• 任务要求
把下面材料中的全部内容逐行照原样复制一遍，不要改动任何字符。

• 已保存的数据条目
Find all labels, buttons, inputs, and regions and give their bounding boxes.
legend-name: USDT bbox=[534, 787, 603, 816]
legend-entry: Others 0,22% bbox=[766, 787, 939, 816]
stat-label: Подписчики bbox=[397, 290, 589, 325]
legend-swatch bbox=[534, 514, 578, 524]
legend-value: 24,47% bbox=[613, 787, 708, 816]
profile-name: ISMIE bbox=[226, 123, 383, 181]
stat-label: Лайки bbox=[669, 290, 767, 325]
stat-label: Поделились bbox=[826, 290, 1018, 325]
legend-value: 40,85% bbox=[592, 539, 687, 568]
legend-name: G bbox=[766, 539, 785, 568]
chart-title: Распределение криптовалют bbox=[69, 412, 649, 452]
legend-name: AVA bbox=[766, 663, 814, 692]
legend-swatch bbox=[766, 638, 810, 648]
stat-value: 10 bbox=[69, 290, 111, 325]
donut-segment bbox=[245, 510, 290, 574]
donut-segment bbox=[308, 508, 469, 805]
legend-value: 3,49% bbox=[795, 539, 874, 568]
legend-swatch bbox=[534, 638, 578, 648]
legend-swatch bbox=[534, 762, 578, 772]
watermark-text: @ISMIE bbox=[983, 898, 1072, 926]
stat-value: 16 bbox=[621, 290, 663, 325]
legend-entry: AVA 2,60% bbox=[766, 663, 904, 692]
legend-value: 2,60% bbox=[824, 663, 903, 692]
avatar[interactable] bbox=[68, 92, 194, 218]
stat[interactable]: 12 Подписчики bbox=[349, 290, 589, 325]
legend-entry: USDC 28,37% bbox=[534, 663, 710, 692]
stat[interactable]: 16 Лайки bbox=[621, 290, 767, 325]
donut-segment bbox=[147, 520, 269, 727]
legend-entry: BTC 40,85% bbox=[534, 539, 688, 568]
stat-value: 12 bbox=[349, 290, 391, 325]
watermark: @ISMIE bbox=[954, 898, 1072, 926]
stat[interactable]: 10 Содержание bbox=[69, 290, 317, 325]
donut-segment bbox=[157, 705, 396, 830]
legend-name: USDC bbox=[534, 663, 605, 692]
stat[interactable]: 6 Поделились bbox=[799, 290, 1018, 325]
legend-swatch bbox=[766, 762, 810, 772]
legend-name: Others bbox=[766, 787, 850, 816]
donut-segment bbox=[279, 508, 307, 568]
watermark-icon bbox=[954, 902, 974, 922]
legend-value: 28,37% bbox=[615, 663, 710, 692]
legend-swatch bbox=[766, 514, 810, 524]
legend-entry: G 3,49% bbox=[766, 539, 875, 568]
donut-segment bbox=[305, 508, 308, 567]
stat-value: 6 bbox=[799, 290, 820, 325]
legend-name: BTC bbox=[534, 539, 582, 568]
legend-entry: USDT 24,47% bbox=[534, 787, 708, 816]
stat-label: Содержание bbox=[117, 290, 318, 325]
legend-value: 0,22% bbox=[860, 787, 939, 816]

• 练习答案
Find all labels, buttons, inputs, and regions and give their bounding boxes.
legend-name: USDT bbox=[534, 787, 603, 816]
legend-entry: Others 0,22% bbox=[766, 787, 939, 816]
stat-label: Подписчики bbox=[397, 290, 589, 325]
legend-swatch bbox=[534, 514, 578, 524]
legend-value: 24,47% bbox=[613, 787, 708, 816]
profile-name: ISMIE bbox=[226, 123, 383, 181]
stat-label: Лайки bbox=[669, 290, 767, 325]
stat-label: Поделились bbox=[826, 290, 1018, 325]
legend-value: 40,85% bbox=[592, 539, 687, 568]
legend-name: G bbox=[766, 539, 785, 568]
chart-title: Распределение криптовалют bbox=[69, 412, 649, 452]
legend-name: AVA bbox=[766, 663, 814, 692]
legend-swatch bbox=[766, 638, 810, 648]
stat-value: 10 bbox=[69, 290, 111, 325]
donut-segment bbox=[245, 510, 290, 574]
donut-segment bbox=[308, 508, 469, 805]
legend-value: 3,49% bbox=[795, 539, 874, 568]
legend-swatch bbox=[534, 638, 578, 648]
legend-swatch bbox=[534, 762, 578, 772]
watermark-text: @ISMIE bbox=[983, 898, 1072, 926]
stat-value: 16 bbox=[621, 290, 663, 325]
legend-entry: AVA 2,60% bbox=[766, 663, 904, 692]
legend-value: 2,60% bbox=[824, 663, 903, 692]
avatar[interactable] bbox=[68, 92, 194, 218]
stat[interactable]: 12 Подписчики bbox=[349, 290, 589, 325]
legend-entry: USDC 28,37% bbox=[534, 663, 710, 692]
stat[interactable]: 16 Лайки bbox=[621, 290, 767, 325]
donut-segment bbox=[147, 520, 269, 727]
legend-entry: BTC 40,85% bbox=[534, 539, 688, 568]
stat-value: 12 bbox=[349, 290, 391, 325]
watermark: @ISMIE bbox=[954, 898, 1072, 926]
stat[interactable]: 10 Содержание bbox=[69, 290, 317, 325]
donut-segment bbox=[157, 705, 396, 830]
legend-name: USDC bbox=[534, 663, 605, 692]
stat[interactable]: 6 Поделились bbox=[799, 290, 1018, 325]
legend-swatch bbox=[766, 762, 810, 772]
legend-name: Others bbox=[766, 787, 850, 816]
donut-segment bbox=[279, 508, 307, 568]
watermark-icon bbox=[954, 902, 974, 922]
legend-value: 28,37% bbox=[615, 663, 710, 692]
legend-swatch bbox=[766, 514, 810, 524]
legend-entry: G 3,49% bbox=[766, 539, 875, 568]
donut-segment bbox=[305, 508, 308, 567]
stat-value: 6 bbox=[799, 290, 820, 325]
legend-name: BTC bbox=[534, 539, 582, 568]
legend-entry: USDT 24,47% bbox=[534, 787, 708, 816]
stat-label: Содержание bbox=[117, 290, 318, 325]
legend-value: 0,22% bbox=[860, 787, 939, 816]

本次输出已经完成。